─── Data shown

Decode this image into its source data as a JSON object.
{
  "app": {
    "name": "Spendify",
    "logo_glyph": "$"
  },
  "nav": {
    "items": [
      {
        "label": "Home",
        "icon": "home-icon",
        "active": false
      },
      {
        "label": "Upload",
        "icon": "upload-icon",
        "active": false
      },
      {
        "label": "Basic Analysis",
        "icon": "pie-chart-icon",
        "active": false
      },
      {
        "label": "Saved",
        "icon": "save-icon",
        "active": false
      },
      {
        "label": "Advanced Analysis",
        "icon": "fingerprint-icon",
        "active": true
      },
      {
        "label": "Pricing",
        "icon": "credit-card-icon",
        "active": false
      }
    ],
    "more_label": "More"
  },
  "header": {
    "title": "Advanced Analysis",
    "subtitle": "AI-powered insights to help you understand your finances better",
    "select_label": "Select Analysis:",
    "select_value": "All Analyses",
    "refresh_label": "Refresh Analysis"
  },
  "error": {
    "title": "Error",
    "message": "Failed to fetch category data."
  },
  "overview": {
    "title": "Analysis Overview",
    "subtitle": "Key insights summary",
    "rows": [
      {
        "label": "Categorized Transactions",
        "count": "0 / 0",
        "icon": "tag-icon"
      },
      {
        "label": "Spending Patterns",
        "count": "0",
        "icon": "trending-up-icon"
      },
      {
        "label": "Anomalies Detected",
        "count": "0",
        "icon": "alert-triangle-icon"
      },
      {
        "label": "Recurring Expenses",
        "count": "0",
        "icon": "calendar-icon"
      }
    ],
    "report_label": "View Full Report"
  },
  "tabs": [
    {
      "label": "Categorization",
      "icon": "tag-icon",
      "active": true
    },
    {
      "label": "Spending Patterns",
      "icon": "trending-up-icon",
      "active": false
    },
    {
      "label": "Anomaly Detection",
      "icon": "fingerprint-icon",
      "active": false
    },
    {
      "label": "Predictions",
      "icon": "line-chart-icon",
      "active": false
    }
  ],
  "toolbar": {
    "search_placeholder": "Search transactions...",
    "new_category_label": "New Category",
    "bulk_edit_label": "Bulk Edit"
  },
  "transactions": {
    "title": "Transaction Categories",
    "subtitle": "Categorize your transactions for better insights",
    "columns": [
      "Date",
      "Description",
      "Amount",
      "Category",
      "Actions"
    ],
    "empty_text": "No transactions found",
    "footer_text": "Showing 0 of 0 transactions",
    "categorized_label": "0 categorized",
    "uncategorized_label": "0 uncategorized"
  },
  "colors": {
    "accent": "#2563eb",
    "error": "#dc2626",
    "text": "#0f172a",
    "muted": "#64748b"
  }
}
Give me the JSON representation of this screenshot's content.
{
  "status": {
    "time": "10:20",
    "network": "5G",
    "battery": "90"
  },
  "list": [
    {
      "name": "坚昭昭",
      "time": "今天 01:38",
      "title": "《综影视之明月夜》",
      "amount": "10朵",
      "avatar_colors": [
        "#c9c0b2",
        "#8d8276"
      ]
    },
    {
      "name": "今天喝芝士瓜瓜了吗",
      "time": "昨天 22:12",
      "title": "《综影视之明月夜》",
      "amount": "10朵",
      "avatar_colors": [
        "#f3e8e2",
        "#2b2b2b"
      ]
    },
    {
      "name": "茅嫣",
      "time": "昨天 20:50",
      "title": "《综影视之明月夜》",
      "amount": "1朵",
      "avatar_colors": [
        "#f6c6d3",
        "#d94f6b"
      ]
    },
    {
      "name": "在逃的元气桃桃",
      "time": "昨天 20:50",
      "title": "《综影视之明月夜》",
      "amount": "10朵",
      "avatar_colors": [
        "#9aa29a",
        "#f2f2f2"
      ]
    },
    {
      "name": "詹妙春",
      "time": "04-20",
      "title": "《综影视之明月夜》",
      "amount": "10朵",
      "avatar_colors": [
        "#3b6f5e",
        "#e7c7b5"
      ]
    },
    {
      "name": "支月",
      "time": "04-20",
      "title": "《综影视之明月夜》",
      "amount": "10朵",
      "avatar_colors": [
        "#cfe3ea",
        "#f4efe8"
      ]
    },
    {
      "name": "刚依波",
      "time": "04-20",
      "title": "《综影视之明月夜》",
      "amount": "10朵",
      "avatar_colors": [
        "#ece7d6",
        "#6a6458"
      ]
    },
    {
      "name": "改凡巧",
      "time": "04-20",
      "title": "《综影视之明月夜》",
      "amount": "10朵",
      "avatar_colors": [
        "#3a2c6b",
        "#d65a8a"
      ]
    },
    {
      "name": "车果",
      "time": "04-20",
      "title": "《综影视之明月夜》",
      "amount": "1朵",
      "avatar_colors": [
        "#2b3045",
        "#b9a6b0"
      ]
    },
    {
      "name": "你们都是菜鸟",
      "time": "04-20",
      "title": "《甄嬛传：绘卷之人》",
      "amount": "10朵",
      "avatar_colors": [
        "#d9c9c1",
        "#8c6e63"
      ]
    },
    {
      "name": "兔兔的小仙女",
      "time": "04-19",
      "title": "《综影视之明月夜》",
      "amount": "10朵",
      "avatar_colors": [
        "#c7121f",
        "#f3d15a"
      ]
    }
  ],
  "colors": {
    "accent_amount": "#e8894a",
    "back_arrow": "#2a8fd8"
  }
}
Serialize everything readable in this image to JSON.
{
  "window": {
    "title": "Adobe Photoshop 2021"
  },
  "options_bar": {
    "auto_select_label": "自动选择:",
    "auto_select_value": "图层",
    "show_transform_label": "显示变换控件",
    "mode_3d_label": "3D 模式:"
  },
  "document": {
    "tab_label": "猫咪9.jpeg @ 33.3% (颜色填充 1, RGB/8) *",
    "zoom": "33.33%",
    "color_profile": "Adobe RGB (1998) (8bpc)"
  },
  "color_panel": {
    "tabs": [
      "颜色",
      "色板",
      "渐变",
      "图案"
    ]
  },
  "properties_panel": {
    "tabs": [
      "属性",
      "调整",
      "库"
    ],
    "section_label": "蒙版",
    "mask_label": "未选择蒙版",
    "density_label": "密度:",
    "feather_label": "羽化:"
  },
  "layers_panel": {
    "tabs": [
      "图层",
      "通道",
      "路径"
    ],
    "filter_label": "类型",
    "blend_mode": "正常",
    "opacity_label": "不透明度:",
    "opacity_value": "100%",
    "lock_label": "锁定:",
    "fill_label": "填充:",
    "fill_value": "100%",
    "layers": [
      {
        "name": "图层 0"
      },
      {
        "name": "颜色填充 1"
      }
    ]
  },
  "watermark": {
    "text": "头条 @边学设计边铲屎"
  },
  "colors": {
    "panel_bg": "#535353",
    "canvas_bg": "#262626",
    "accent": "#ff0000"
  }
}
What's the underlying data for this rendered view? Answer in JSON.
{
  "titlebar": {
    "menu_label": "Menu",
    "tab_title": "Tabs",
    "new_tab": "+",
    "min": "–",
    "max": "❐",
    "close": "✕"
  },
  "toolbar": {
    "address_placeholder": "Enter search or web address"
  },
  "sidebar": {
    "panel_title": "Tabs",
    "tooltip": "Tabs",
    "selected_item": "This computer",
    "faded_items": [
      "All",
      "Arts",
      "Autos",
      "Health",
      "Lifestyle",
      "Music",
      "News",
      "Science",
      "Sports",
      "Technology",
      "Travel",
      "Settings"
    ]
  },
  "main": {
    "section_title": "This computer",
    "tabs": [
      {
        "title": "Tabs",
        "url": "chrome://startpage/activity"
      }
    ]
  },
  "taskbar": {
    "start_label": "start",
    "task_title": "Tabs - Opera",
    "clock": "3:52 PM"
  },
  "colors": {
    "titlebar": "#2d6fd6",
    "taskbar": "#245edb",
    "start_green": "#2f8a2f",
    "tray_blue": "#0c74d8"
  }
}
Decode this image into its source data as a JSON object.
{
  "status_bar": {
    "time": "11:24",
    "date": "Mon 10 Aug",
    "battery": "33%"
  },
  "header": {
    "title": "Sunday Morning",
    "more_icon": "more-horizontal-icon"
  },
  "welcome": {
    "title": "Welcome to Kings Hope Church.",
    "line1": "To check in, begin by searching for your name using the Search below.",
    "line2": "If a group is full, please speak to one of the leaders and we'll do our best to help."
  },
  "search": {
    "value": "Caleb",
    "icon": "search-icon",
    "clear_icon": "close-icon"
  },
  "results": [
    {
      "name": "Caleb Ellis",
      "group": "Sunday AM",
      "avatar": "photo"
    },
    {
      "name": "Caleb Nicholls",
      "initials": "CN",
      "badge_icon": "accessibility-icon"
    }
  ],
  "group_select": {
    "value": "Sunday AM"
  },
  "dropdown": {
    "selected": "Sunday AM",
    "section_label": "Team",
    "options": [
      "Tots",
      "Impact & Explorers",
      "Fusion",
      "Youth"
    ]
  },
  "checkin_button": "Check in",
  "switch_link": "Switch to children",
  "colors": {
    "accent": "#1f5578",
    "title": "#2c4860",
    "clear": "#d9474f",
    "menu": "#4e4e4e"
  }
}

──────

◆ Required task
Lines containing the word "颜色填充" must all be returned from the material above.

◆ Completed exercise
    "tab_label": "猫咪9.jpeg @ 33.3% (颜色填充 1, RGB/8) *",
        "name": "颜色填充 1"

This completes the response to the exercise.